**What you have to do**
In the entries below, find the lines with the word "name" and copy them.

--- start of Supplied material ---

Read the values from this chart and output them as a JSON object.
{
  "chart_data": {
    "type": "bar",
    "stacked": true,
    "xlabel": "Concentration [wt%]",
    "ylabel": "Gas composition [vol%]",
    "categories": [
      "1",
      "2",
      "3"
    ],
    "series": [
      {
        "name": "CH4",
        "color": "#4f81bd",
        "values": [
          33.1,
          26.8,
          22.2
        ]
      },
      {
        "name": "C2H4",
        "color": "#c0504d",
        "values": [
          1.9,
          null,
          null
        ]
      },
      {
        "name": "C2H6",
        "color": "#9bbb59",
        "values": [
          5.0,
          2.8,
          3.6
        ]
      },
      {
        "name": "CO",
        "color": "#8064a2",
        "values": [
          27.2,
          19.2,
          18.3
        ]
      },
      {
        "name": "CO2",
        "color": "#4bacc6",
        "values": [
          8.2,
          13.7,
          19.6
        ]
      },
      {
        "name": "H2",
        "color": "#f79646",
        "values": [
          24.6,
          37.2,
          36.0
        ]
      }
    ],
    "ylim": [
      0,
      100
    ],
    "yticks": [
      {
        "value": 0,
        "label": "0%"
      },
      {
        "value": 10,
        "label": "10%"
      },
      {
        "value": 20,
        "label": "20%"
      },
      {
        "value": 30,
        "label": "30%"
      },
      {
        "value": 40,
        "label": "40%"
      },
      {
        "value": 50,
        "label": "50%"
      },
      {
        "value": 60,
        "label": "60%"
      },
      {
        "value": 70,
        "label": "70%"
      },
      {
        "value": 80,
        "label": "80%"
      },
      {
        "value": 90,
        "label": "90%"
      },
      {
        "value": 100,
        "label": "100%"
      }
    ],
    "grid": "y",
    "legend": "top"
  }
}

--- end of Supplied material ---

**Complete output**
        "name": "CH4",
        "name": "C2H4",
        "name": "C2H6",
        "name": "CO",
        "name": "CO2",
        "name": "H2",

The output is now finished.